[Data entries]
■ ■ ■

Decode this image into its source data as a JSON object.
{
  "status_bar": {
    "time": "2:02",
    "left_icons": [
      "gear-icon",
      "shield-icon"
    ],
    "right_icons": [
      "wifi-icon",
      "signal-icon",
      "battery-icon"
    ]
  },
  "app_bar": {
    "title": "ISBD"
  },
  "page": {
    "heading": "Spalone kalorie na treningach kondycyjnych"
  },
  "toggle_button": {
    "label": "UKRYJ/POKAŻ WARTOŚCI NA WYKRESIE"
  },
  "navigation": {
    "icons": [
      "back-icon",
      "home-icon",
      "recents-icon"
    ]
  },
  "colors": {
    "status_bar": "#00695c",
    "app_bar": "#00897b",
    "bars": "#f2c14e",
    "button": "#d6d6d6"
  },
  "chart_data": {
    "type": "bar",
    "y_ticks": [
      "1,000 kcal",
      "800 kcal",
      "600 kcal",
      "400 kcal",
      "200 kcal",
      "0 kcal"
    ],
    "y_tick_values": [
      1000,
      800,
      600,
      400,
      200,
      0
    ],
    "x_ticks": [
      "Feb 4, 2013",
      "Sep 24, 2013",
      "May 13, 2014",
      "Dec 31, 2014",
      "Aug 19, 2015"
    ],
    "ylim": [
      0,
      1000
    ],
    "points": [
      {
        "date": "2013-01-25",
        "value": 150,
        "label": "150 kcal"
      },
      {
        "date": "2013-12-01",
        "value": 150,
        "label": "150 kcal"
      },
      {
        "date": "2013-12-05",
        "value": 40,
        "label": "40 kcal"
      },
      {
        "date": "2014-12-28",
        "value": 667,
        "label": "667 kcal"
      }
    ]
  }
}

■ ■ ■

Give all the records again. Match them exactly.

[Answer for this exercise]:
Decode this image into its source data as a JSON object.
{
  "status_bar": {
    "time": "2:02",
    "left_icons": [
      "gear-icon",
      "shield-icon"
    ],
    "right_icons": [
      "wifi-icon",
      "signal-icon",
      "battery-icon"
    ]
  },
  "app_bar": {
    "title": "ISBD"
  },
  "page": {
    "heading": "Spalone kalorie na treningach kondycyjnych"
  },
  "toggle_button": {
    "label": "UKRYJ/POKAŻ WARTOŚCI NA WYKRESIE"
  },
  "navigation": {
    "icons": [
      "back-icon",
      "home-icon",
      "recents-icon"
    ]
  },
  "colors": {
    "status_bar": "#00695c",
    "app_bar": "#00897b",
    "bars": "#f2c14e",
    "button": "#d6d6d6"
  },
  "chart_data": {
    "type": "bar",
    "y_ticks": [
      "1,000 kcal",
      "800 kcal",
      "600 kcal",
      "400 kcal",
      "200 kcal",
      "0 kcal"
    ],
    "y_tick_values": [
      1000,
      800,
      600,
      400,
      200,
      0
    ],
    "x_ticks": [
      "Feb 4, 2013",
      "Sep 24, 2013",
      "May 13, 2014",
      "Dec 31, 2014",
      "Aug 19, 2015"
    ],
    "ylim": [
      0,
      1000
    ],
    "points": [
      {
        "date": "2013-01-25",
        "value": 150,
        "label": "150 kcal"
      },
      {
        "date": "2013-12-01",
        "value": 150,
        "label": "150 kcal"
      },
      {
        "date": "2013-12-05",
        "value": 40,
        "label": "40 kcal"
      },
      {
        "date": "2014-12-28",
        "value": 667,
        "label": "667 kcal"
      }
    ]
  }
}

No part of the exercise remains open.